» **RECORDS FOR THE EXERCISE**:
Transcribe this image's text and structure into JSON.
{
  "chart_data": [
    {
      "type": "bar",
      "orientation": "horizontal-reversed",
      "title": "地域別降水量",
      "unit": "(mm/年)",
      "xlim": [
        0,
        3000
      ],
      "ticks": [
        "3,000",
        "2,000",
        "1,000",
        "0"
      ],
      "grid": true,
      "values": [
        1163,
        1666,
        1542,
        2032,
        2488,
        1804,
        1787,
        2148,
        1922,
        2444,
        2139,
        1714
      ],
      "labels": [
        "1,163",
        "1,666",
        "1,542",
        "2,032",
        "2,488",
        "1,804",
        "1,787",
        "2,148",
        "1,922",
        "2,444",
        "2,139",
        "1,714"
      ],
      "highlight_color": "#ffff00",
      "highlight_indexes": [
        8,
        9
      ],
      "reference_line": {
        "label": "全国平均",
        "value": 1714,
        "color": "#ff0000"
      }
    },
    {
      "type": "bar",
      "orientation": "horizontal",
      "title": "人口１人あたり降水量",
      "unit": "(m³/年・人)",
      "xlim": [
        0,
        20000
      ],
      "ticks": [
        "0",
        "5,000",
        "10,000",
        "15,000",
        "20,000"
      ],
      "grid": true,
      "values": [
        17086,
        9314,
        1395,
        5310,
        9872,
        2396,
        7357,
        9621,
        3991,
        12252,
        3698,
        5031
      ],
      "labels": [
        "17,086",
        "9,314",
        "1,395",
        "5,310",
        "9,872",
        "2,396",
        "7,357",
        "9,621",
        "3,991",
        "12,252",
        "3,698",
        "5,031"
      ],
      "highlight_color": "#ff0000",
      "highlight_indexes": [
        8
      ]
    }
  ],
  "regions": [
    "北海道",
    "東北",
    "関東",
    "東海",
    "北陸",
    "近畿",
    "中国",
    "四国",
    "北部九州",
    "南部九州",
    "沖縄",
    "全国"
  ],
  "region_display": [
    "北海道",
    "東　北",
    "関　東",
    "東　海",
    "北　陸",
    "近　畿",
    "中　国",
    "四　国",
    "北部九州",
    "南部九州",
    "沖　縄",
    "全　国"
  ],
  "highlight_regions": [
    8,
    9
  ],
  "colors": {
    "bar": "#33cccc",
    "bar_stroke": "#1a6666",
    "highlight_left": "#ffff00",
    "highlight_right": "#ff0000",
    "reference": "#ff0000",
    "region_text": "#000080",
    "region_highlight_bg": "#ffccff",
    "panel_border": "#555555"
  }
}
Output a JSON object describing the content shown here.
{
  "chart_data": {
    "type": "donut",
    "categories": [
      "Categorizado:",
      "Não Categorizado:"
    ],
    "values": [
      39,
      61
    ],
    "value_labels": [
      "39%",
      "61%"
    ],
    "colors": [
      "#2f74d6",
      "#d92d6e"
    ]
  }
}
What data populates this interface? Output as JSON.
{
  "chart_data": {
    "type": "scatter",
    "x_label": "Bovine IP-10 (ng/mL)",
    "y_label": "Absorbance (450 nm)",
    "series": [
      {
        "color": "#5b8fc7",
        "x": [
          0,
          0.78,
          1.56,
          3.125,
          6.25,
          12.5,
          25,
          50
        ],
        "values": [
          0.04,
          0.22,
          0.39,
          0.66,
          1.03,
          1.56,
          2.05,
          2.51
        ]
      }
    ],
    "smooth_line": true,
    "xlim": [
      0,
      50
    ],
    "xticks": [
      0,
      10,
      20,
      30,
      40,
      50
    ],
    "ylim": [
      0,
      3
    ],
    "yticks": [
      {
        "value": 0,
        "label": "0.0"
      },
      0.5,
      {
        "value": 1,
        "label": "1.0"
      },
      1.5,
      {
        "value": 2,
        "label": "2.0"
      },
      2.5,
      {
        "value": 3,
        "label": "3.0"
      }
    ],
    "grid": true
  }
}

» **GOAL OF THE EXERCISE**: Your task is to transcribe the listing above in full, exactly as given.

» **REPLY**:
Transcribe this image's text and structure into JSON.
{
  "chart_data": [
    {
      "type": "bar",
      "orientation": "horizontal-reversed",
      "title": "地域別降水量",
      "unit": "(mm/年)",
      "xlim": [
        0,
        3000
      ],
      "ticks": [
        "3,000",
        "2,000",
        "1,000",
        "0"
      ],
      "grid": true,
      "values": [
        1163,
        1666,
        1542,
        2032,
        2488,
        1804,
        1787,
        2148,
        1922,
        2444,
        2139,
        1714
      ],
      "labels": [
        "1,163",
        "1,666",
        "1,542",
        "2,032",
        "2,488",
        "1,804",
        "1,787",
        "2,148",
        "1,922",
        "2,444",
        "2,139",
        "1,714"
      ],
      "highlight_color": "#ffff00",
      "highlight_indexes": [
        8,
        9
      ],
      "reference_line": {
        "label": "全国平均",
        "value": 1714,
        "color": "#ff0000"
      }
    },
    {
      "type": "bar",
      "orientation": "horizontal",
      "title": "人口１人あたり降水量",
      "unit": "(m³/年・人)",
      "xlim": [
        0,
        20000
      ],
      "ticks": [
        "0",
        "5,000",
        "10,000",
        "15,000",
        "20,000"
      ],
      "grid": true,
      "values": [
        17086,
        9314,
        1395,
        5310,
        9872,
        2396,
        7357,
        9621,
        3991,
        12252,
        3698,
        5031
      ],
      "labels": [
        "17,086",
        "9,314",
        "1,395",
        "5,310",
        "9,872",
        "2,396",
        "7,357",
        "9,621",
        "3,991",
        "12,252",
        "3,698",
        "5,031"
      ],
      "highlight_color": "#ff0000",
      "highlight_indexes": [
        8
      ]
    }
  ],
  "regions": [
    "北海道",
    "東北",
    "関東",
    "東海",
    "北陸",
    "近畿",
    "中国",
    "四国",
    "北部九州",
    "南部九州",
    "沖縄",
    "全国"
  ],
  "region_display": [
    "北海道",
    "東　北",
    "関　東",
    "東　海",
    "北　陸",
    "近　畿",
    "中　国",
    "四　国",
    "北部九州",
    "南部九州",
    "沖　縄",
    "全　国"
  ],
  "highlight_regions": [
    8,
    9
  ],
  "colors": {
    "bar": "#33cccc",
    "bar_stroke": "#1a6666",
    "highlight_left": "#ffff00",
    "highlight_right": "#ff0000",
    "reference": "#ff0000",
    "region_text": "#000080",
    "region_highlight_bg": "#ffccff",
    "panel_border": "#555555"
  }
}
Output a JSON object describing the content shown here.
{
  "chart_data": {
    "type": "donut",
    "categories": [
      "Categorizado:",
      "Não Categorizado:"
    ],
    "values": [
      39,
      61
    ],
    "value_labels": [
      "39%",
      "61%"
    ],
    "colors": [
      "#2f74d6",
      "#d92d6e"
    ]
  }
}
What data populates this interface? Output as JSON.
{
  "chart_data": {
    "type": "scatter",
    "x_label": "Bovine IP-10 (ng/mL)",
    "y_label": "Absorbance (450 nm)",
    "series": [
      {
        "color": "#5b8fc7",
        "x": [
          0,
          0.78,
          1.56,
          3.125,
          6.25,
          12.5,
          25,
          50
        ],
        "values": [
          0.04,
          0.22,
          0.39,
          0.66,
          1.03,
          1.56,
          2.05,
          2.51
        ]
      }
    ],
    "smooth_line": true,
    "xlim": [
      0,
      50
    ],
    "xticks": [
      0,
      10,
      20,
      30,
      40,
      50
    ],
    "ylim": [
      0,
      3
    ],
    "yticks": [
      {
        "value": 0,
        "label": "0.0"
      },
      0.5,
      {
        "value": 1,
        "label": "1.0"
      },
      1.5,
      {
        "value": 2,
        "label": "2.0"
      },
      2.5,
      {
        "value": 3,
        "label": "3.0"
      }
    ],
    "grid": true
  }
}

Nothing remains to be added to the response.